── RECORDS FOR THE EXERCISE ──

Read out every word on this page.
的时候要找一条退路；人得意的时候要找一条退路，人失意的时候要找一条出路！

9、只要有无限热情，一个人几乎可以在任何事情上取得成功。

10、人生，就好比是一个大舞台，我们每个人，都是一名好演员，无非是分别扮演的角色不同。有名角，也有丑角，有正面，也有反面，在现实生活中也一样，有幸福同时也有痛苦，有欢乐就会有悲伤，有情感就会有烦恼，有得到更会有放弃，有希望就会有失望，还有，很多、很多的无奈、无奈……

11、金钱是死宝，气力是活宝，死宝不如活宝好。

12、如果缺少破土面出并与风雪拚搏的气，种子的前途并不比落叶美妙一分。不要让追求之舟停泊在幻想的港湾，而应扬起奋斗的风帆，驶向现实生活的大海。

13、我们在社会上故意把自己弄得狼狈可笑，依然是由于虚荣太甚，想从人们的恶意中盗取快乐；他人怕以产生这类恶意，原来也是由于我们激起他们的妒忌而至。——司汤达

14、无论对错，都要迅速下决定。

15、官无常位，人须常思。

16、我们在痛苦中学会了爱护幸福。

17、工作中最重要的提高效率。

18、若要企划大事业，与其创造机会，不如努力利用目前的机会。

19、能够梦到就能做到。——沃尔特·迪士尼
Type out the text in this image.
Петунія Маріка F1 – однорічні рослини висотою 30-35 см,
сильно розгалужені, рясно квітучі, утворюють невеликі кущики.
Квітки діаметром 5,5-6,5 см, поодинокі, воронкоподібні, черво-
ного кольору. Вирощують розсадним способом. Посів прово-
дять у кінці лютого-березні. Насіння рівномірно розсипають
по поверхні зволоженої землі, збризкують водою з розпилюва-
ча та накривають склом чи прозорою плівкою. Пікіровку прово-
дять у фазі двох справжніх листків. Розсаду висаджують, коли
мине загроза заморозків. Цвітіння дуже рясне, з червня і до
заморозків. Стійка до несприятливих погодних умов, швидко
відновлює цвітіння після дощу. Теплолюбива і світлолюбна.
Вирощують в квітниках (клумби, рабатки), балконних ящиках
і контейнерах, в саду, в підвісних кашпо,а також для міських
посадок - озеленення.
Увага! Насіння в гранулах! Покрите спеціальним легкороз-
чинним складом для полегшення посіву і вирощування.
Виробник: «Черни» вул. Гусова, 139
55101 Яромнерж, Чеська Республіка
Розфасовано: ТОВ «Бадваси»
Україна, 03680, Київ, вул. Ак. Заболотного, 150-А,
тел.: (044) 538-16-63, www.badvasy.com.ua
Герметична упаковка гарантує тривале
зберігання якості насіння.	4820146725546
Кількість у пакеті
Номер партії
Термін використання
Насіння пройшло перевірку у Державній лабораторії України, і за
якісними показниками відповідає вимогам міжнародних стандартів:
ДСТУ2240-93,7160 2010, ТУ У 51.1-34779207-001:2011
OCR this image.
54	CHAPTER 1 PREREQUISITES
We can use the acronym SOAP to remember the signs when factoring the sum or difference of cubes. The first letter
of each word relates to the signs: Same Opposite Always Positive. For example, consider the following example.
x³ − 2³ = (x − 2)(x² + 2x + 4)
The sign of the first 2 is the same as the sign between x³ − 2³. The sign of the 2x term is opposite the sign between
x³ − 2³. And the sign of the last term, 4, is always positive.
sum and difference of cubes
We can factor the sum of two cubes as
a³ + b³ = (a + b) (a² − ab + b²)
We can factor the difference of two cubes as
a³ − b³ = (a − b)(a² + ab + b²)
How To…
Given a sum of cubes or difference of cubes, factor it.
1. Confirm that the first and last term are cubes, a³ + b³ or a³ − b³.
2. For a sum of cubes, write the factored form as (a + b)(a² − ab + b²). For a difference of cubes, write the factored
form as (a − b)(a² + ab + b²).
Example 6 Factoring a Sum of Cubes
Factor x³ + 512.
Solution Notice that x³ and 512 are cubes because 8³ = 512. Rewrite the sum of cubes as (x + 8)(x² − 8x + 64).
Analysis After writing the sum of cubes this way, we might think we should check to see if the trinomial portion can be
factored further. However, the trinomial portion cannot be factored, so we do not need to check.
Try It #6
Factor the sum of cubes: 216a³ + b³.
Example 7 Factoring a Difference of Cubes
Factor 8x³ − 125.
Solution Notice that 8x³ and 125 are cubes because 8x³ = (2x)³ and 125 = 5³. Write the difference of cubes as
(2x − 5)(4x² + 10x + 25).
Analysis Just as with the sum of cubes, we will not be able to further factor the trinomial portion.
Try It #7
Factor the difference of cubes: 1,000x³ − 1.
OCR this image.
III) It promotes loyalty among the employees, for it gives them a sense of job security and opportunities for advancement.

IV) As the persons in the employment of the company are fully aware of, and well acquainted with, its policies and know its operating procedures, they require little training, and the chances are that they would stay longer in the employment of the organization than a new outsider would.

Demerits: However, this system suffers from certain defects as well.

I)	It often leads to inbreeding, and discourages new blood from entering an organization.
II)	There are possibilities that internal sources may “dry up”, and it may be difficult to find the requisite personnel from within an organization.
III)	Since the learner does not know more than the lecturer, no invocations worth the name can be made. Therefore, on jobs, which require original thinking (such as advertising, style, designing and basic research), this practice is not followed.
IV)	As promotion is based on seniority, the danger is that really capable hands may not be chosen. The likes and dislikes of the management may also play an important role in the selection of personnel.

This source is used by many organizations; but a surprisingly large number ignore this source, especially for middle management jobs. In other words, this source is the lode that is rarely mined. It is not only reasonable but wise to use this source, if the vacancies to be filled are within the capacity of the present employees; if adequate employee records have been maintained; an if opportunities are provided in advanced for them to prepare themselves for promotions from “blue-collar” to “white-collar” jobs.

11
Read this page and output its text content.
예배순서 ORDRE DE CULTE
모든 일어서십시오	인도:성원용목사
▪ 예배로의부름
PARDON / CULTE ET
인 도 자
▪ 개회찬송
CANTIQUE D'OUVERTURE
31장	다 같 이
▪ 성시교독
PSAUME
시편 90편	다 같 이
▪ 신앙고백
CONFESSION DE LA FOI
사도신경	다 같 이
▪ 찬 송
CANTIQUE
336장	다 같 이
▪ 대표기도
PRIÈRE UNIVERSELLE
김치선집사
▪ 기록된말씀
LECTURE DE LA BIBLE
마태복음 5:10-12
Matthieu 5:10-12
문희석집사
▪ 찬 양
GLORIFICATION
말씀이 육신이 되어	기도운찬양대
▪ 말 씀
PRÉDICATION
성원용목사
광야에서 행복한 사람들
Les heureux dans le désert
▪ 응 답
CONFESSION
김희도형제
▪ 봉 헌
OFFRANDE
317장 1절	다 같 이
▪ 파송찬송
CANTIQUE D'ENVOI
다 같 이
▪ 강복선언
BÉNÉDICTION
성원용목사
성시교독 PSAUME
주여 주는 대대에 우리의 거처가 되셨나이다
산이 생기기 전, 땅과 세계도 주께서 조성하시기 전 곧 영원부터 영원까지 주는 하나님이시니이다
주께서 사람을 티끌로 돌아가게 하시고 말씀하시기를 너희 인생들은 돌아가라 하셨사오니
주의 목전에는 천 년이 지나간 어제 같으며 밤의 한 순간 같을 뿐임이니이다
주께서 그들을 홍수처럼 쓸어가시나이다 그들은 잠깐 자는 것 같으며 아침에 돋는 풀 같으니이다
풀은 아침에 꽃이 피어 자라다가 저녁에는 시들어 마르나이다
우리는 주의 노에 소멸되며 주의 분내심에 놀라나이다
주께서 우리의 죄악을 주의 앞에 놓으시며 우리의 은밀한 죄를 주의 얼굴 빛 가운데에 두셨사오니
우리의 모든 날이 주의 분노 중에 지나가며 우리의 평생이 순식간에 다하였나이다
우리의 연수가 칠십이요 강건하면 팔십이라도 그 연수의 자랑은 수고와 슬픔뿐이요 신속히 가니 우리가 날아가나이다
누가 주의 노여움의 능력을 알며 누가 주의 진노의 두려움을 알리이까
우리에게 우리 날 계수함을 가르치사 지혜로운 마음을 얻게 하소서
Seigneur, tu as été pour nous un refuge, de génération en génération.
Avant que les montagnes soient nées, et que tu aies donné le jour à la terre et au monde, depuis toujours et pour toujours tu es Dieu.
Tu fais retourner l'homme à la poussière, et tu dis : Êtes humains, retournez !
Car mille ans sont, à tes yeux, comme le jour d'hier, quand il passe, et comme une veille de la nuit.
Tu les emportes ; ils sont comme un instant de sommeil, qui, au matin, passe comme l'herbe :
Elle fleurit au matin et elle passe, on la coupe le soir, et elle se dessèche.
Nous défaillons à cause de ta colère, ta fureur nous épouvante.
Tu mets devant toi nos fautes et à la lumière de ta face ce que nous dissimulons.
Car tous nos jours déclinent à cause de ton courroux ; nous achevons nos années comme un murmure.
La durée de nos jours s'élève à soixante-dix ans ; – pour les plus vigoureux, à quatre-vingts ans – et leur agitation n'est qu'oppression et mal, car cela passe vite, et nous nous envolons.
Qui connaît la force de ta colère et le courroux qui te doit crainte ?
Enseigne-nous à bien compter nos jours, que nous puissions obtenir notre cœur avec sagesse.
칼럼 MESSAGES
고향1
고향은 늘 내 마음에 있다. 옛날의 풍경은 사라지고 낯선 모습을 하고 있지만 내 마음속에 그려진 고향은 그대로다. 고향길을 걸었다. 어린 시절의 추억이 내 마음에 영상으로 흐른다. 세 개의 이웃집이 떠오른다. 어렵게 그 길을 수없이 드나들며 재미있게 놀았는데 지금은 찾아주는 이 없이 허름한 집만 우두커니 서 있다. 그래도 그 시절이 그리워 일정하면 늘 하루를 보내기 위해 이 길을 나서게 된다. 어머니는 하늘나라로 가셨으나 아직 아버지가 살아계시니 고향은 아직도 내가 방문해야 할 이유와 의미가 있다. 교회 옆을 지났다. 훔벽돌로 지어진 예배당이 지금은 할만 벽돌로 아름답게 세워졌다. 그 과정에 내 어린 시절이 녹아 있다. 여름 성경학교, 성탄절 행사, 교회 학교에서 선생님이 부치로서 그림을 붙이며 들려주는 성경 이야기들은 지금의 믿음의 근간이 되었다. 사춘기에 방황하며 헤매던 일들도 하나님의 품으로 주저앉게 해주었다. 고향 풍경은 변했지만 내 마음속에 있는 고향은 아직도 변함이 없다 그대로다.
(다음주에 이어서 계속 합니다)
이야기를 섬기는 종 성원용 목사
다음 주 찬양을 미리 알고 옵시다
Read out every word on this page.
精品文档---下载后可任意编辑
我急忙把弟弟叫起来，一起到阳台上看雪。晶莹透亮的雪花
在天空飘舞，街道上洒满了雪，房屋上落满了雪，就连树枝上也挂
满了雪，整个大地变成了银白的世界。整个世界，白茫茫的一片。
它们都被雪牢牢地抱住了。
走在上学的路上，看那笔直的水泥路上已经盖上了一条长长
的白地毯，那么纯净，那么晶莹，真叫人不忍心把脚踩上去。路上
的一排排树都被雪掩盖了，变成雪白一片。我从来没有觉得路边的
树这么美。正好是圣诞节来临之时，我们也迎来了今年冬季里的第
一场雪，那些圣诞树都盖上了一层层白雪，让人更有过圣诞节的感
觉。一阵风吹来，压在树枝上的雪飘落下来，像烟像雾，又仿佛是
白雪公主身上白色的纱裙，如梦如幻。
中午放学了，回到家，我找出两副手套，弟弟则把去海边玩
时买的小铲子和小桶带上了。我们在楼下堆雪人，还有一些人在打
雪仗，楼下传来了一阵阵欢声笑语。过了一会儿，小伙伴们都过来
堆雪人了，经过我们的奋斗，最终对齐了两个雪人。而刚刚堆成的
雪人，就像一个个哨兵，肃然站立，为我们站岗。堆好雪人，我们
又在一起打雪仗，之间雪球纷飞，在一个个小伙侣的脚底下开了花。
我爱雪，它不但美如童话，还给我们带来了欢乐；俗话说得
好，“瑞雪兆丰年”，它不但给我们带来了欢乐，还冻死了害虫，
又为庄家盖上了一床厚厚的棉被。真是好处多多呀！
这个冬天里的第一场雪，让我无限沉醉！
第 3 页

───

WHAT IS BEING ASKED
From the listing, tally every line with the word "text" in it and give only the tally.

OUTPUT FOR THIS EXERCISE
2